TASK DESCRIPTION: Copy each line containing the word "Socket" from the records that follow, please.

RECORDED INFORMATION:
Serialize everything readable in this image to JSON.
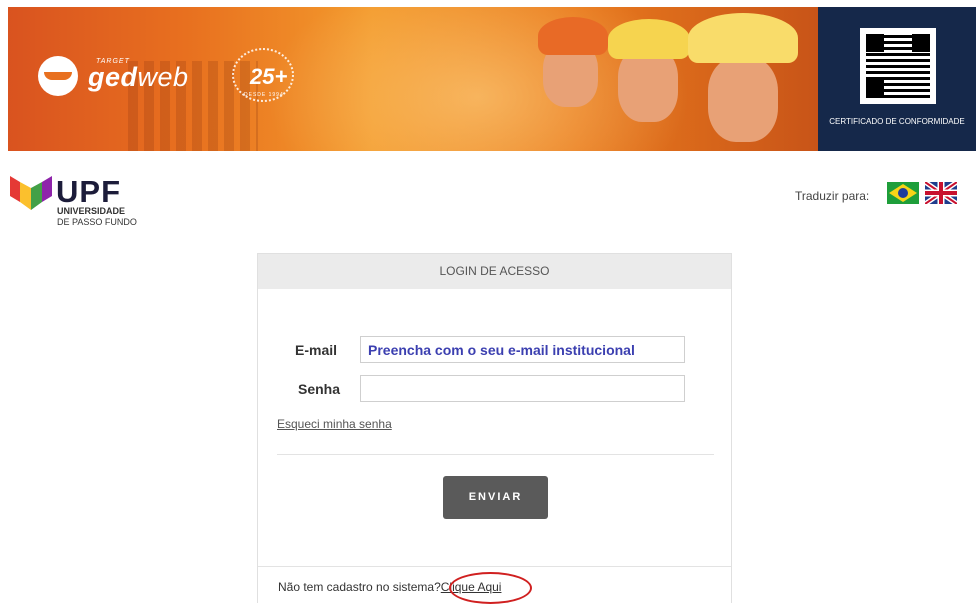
{
  "banner": {
    "brand_small": "TARGET",
    "brand_main": "ged",
    "brand_web": "web",
    "anniversary_number": "25+",
    "anniversary_sub": "DESDE 1994",
    "certificate_label": "CERTIFICADO DE CONFORMIDADE"
  },
  "institution": {
    "acronym": "UPF",
    "line1": "UNIVERSIDADE",
    "line2": "DE PASSO FUNDO"
  },
  "translate": {
    "label": "Traduzir para:"
  },
  "login": {
    "header": "LOGIN DE ACESSO",
    "email_label": "E-mail",
    "email_placeholder": "Preencha com o seu e-mail institucional",
    "password_label": "Senha",
    "password_value": "",
    "forgot_link": "Esqueci minha senha",
    "submit_label": "ENVIAR",
    "no_account_text": "Não tem cadastro no sistema?",
    "register_link": "Clique Aqui"
  },
  "colors": {
    "banner_orange": "#e8701f",
    "cert_navy": "#15284a",
    "button_gray": "#5a5a5a",
    "placeholder_blue": "#3b3fb0",
    "highlight_red": "#d02020"
  }
}
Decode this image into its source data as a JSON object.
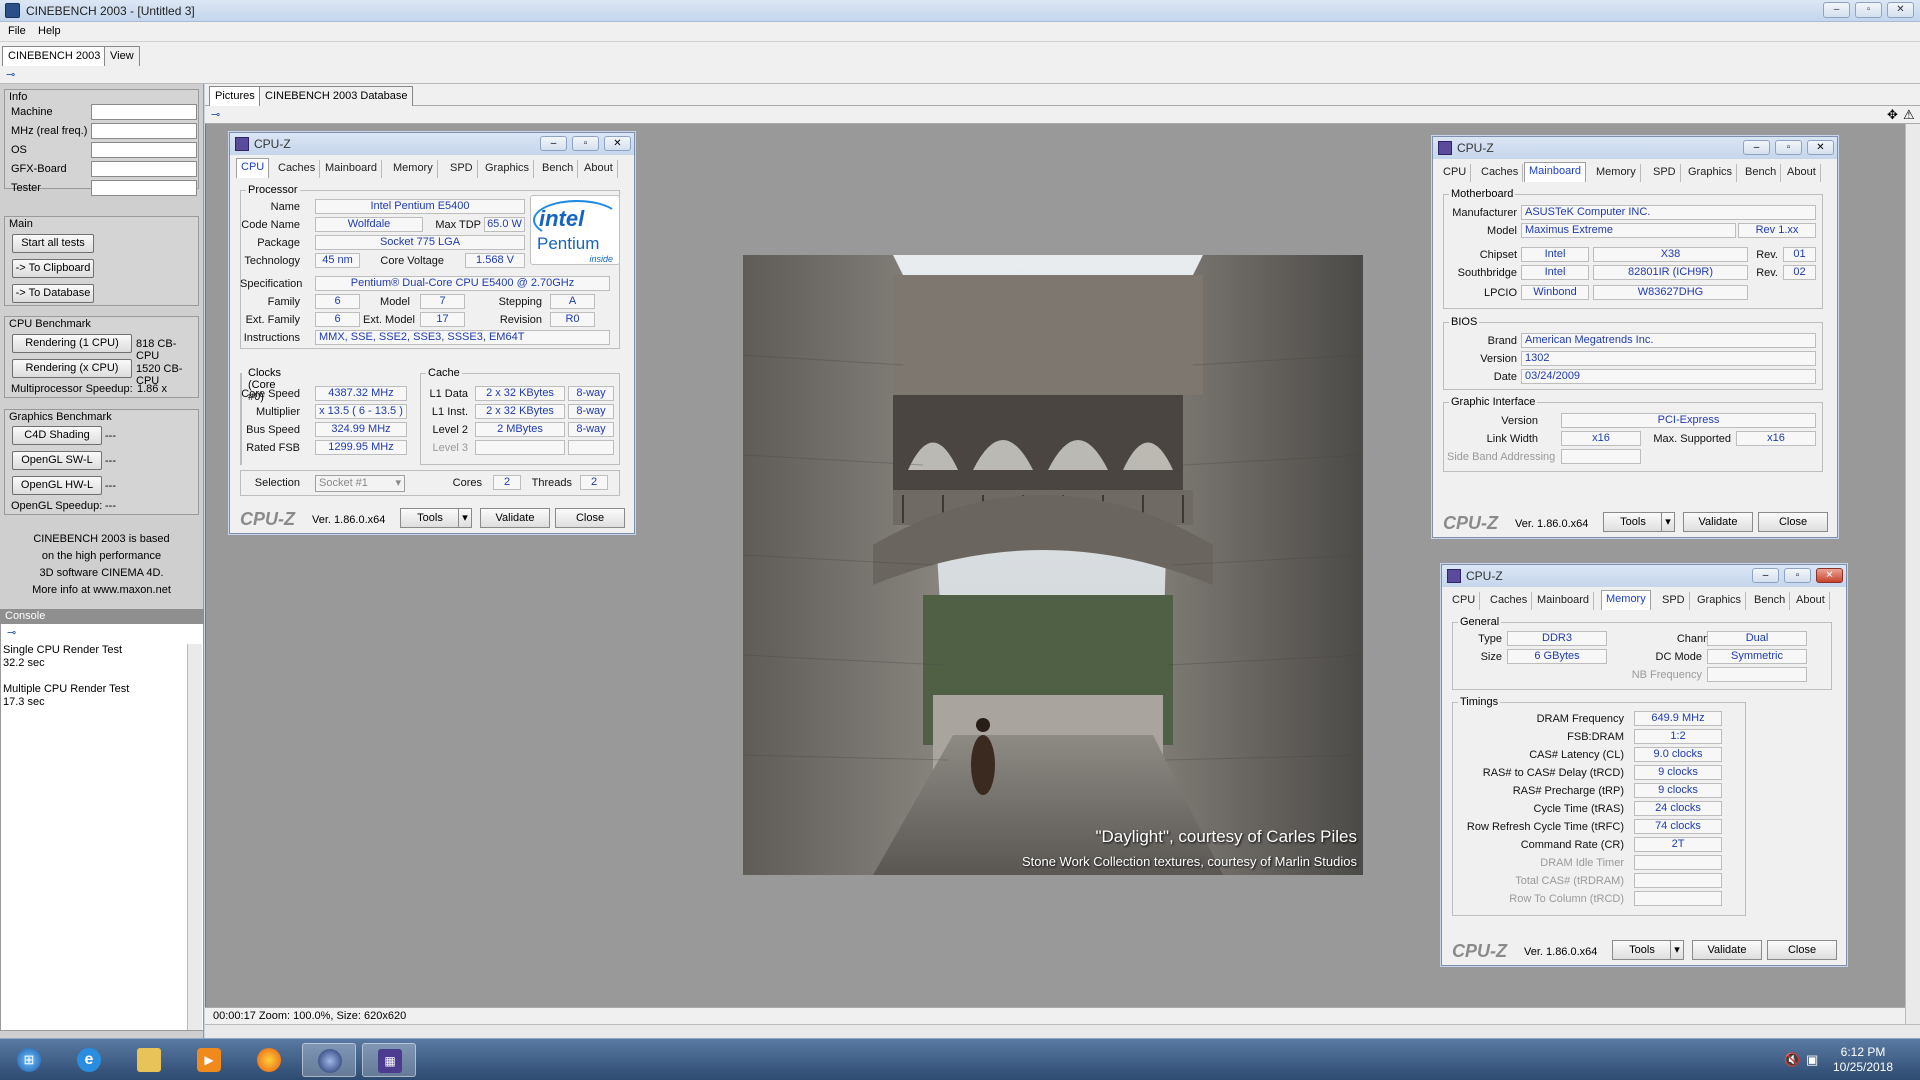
{
  "window": {
    "title": "CINEBENCH 2003 - [Untitled 3]",
    "min": "–",
    "max": "▫",
    "close": "✕"
  },
  "menu": [
    "File",
    "Help"
  ],
  "main_tabs": [
    "CINEBENCH 2003",
    "View"
  ],
  "left": {
    "info_title": "Info",
    "info_fields": [
      "Machine",
      "MHz (real freq.)",
      "OS",
      "GFX-Board",
      "Tester"
    ],
    "main_title": "Main",
    "start_all": "Start all tests",
    "to_clipboard": "-> To Clipboard",
    "to_database": "-> To Database",
    "cpu_title": "CPU Benchmark",
    "render1": "Rendering (1 CPU)",
    "render1_val": "818 CB-CPU",
    "renderx": "Rendering (x CPU)",
    "renderx_val": "1520 CB-CPU",
    "mp_speedup": "Multiprocessor Speedup:",
    "mp_val": "1.86 x",
    "gfx_title": "Graphics Benchmark",
    "c4d": "C4D Shading",
    "c4d_val": "---",
    "oglsw": "OpenGL SW-L",
    "oglsw_val": "---",
    "oglhw": "OpenGL HW-L",
    "oglhw_val": "---",
    "ogl_speedup": "OpenGL Speedup:",
    "ogl_val": "---",
    "about": [
      "CINEBENCH 2003 is based",
      "on the high performance",
      "3D software CINEMA 4D.",
      "More info at www.maxon.net"
    ],
    "console_title": "Console",
    "console_lines": [
      "Single CPU Render Test",
      "32.2 sec",
      "",
      "Multiple CPU Render Test",
      "17.3 sec"
    ]
  },
  "pic_tabs": [
    "Pictures",
    "CINEBENCH 2003 Database"
  ],
  "status": "00:00:17  Zoom: 100.0%, Size: 620x620",
  "render": {
    "caption1": "\"Daylight\", courtesy of Carles Piles",
    "caption2": "Stone Work Collection textures, courtesy of Marlin Studios"
  },
  "cpuz_common": {
    "title": "CPU-Z",
    "logo": "CPU-Z",
    "version": "Ver. 1.86.0.x64",
    "tools": "Tools",
    "validate": "Validate",
    "close": "Close",
    "tabs": [
      "CPU",
      "Caches",
      "Mainboard",
      "Memory",
      "SPD",
      "Graphics",
      "Bench",
      "About"
    ]
  },
  "cpu": {
    "processor_label": "Processor",
    "name_k": "Name",
    "name": "Intel Pentium E5400",
    "code_k": "Code Name",
    "code": "Wolfdale",
    "tdp_k": "Max TDP",
    "tdp": "65.0 W",
    "pkg_k": "Package",
    "pkg": "Socket 775 LGA",
    "tech_k": "Technology",
    "tech": "45 nm",
    "volt_k": "Core Voltage",
    "volt": "1.568 V",
    "spec_k": "Specification",
    "spec": "Pentium® Dual-Core  CPU     E5400  @ 2.70GHz",
    "fam_k": "Family",
    "fam": "6",
    "model_k": "Model",
    "model": "7",
    "step_k": "Stepping",
    "step": "A",
    "efam_k": "Ext. Family",
    "efam": "6",
    "emodel_k": "Ext. Model",
    "emodel": "17",
    "rev_k": "Revision",
    "rev": "R0",
    "instr_k": "Instructions",
    "instr": "MMX, SSE, SSE2, SSE3, SSSE3, EM64T",
    "clocks_label": "Clocks (Core #0)",
    "cs_k": "Core Speed",
    "cs": "4387.32 MHz",
    "mult_k": "Multiplier",
    "mult": "x 13.5 ( 6 - 13.5 )",
    "bus_k": "Bus Speed",
    "bus": "324.99 MHz",
    "fsb_k": "Rated FSB",
    "fsb": "1299.95 MHz",
    "cache_label": "Cache",
    "l1d_k": "L1 Data",
    "l1d": "2 x 32 KBytes",
    "l1d_w": "8-way",
    "l1i_k": "L1 Inst.",
    "l1i": "2 x 32 KBytes",
    "l1i_w": "8-way",
    "l2_k": "Level 2",
    "l2": "2 MBytes",
    "l2_w": "8-way",
    "l3_k": "Level 3",
    "sel_k": "Selection",
    "sel": "Socket #1",
    "cores_k": "Cores",
    "cores": "2",
    "threads_k": "Threads",
    "threads": "2",
    "intel_logo": "intel",
    "intel_brand": "Pentium",
    "intel_inside": "inside"
  },
  "mb": {
    "mb_label": "Motherboard",
    "man_k": "Manufacturer",
    "man": "ASUSTeK Computer INC.",
    "model_k": "Model",
    "model": "Maximus Extreme",
    "model_rev": "Rev 1.xx",
    "chip_k": "Chipset",
    "chip_v": "Intel",
    "chip_m": "X38",
    "chip_rk": "Rev.",
    "chip_r": "01",
    "sb_k": "Southbridge",
    "sb_v": "Intel",
    "sb_m": "82801IR (ICH9R)",
    "sb_rk": "Rev.",
    "sb_r": "02",
    "lpc_k": "LPCIO",
    "lpc_v": "Winbond",
    "lpc_m": "W83627DHG",
    "bios_label": "BIOS",
    "brand_k": "Brand",
    "brand": "American Megatrends Inc.",
    "ver_k": "Version",
    "ver": "1302",
    "date_k": "Date",
    "date": "03/24/2009",
    "gi_label": "Graphic Interface",
    "giver_k": "Version",
    "giver": "PCI-Express",
    "lw_k": "Link Width",
    "lw": "x16",
    "ms_k": "Max. Supported",
    "ms": "x16",
    "sba_k": "Side Band Addressing"
  },
  "mem": {
    "gen_label": "General",
    "type_k": "Type",
    "type": "DDR3",
    "ch_k": "Channel #",
    "ch": "Dual",
    "size_k": "Size",
    "size": "6 GBytes",
    "dc_k": "DC Mode",
    "dc": "Symmetric",
    "nb_k": "NB Frequency",
    "tim_label": "Timings",
    "t": [
      {
        "k": "DRAM Frequency",
        "v": "649.9 MHz"
      },
      {
        "k": "FSB:DRAM",
        "v": "1:2"
      },
      {
        "k": "CAS# Latency (CL)",
        "v": "9.0 clocks"
      },
      {
        "k": "RAS# to CAS# Delay (tRCD)",
        "v": "9 clocks"
      },
      {
        "k": "RAS# Precharge (tRP)",
        "v": "9 clocks"
      },
      {
        "k": "Cycle Time (tRAS)",
        "v": "24 clocks"
      },
      {
        "k": "Row Refresh Cycle Time (tRFC)",
        "v": "74 clocks"
      },
      {
        "k": "Command Rate (CR)",
        "v": "2T"
      },
      {
        "k": "DRAM Idle Timer",
        "v": ""
      },
      {
        "k": "Total CAS# (tRDRAM)",
        "v": ""
      },
      {
        "k": "Row To Column (tRCD)",
        "v": ""
      }
    ]
  },
  "clock": {
    "time": "6:12 PM",
    "date": "10/25/2018"
  }
}
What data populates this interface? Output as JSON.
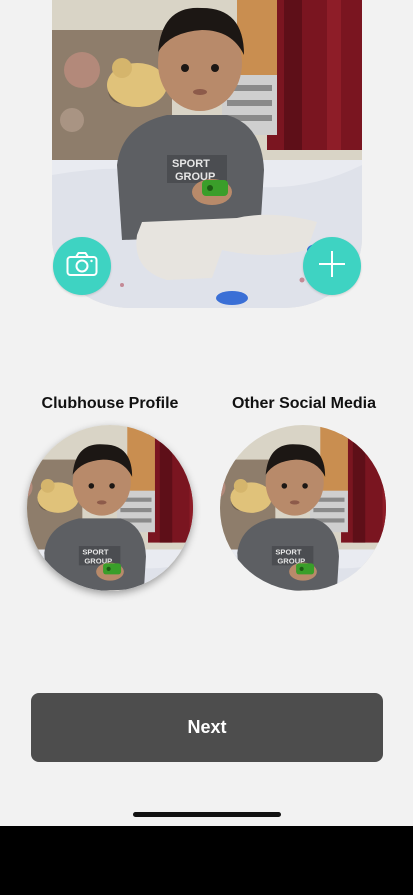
{
  "profile_photo": {
    "alt": "photo"
  },
  "actions": {
    "camera_icon": "camera-icon",
    "add_icon": "plus-icon"
  },
  "previews": {
    "clubhouse_label": "Clubhouse Profile",
    "other_label": "Other Social Media"
  },
  "next_label": "Next",
  "colors": {
    "accent": "#3ed3c2",
    "button_bg": "#4d4d4d",
    "background": "#f2f2f2"
  }
}
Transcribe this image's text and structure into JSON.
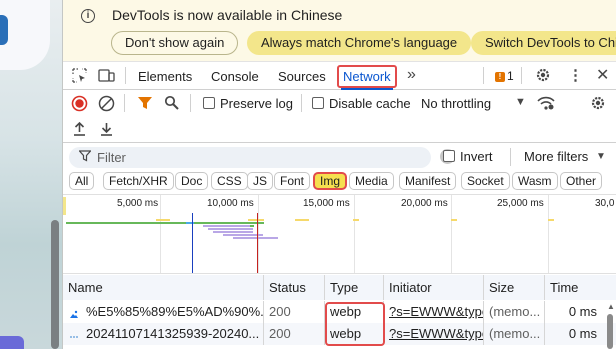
{
  "banner": {
    "message": "DevTools is now available in Chinese",
    "dont_show": "Don't show again",
    "always_match": "Always match Chrome's language",
    "switch": "Switch DevTools to Chin"
  },
  "tabs": {
    "elements": "Elements",
    "console": "Console",
    "sources": "Sources",
    "network": "Network",
    "more": "»",
    "issues_count": "1"
  },
  "toolbar": {
    "preserve_log": "Preserve log",
    "disable_cache": "Disable cache",
    "throttling": "No throttling"
  },
  "filter": {
    "placeholder": "Filter",
    "invert": "Invert",
    "more_filters": "More filters"
  },
  "type_filters": [
    "All",
    "Fetch/XHR",
    "Doc",
    "CSS",
    "JS",
    "Font",
    "Img",
    "Media",
    "Manifest",
    "Socket",
    "Wasm",
    "Other"
  ],
  "active_type": "Img",
  "timeline": {
    "ticks": [
      "5,000 ms",
      "10,000 ms",
      "15,000 ms",
      "20,000 ms",
      "25,000 ms",
      "30,0"
    ]
  },
  "table": {
    "columns": [
      "Name",
      "Status",
      "Type",
      "Initiator",
      "Size",
      "Time"
    ],
    "rows": [
      {
        "name": "%E5%85%89%E5%AD%90%...",
        "status": "200",
        "type": "webp",
        "initiator": "?s=EWWW&type",
        "size": "(memo...",
        "time": "0 ms"
      },
      {
        "name": "20241107141325939-20240...",
        "status": "200",
        "type": "webp",
        "initiator": "?s=EWWW&type",
        "size": "(memo...",
        "time": "0 ms"
      }
    ]
  },
  "colors": {
    "accent": "#0b57d0",
    "highlight_border": "#e24b4b",
    "banner_bg": "#fdf9e6",
    "banner_button": "#f3e68b",
    "record_red": "#d93025",
    "filter_orange": "#e37400"
  },
  "icons": [
    "inspect-icon",
    "device-toolbar-icon",
    "issues-flag-icon",
    "settings-gear-icon",
    "kebab-menu-icon",
    "close-icon",
    "record-stop-icon",
    "clear-icon",
    "filter-funnel-icon",
    "search-icon",
    "wifi-conditions-icon",
    "upload-icon",
    "download-icon",
    "info-icon"
  ]
}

REPLY:
    "pkg": "Socket 775 LGA",
    "sel": "Socket #1",
    "Socket",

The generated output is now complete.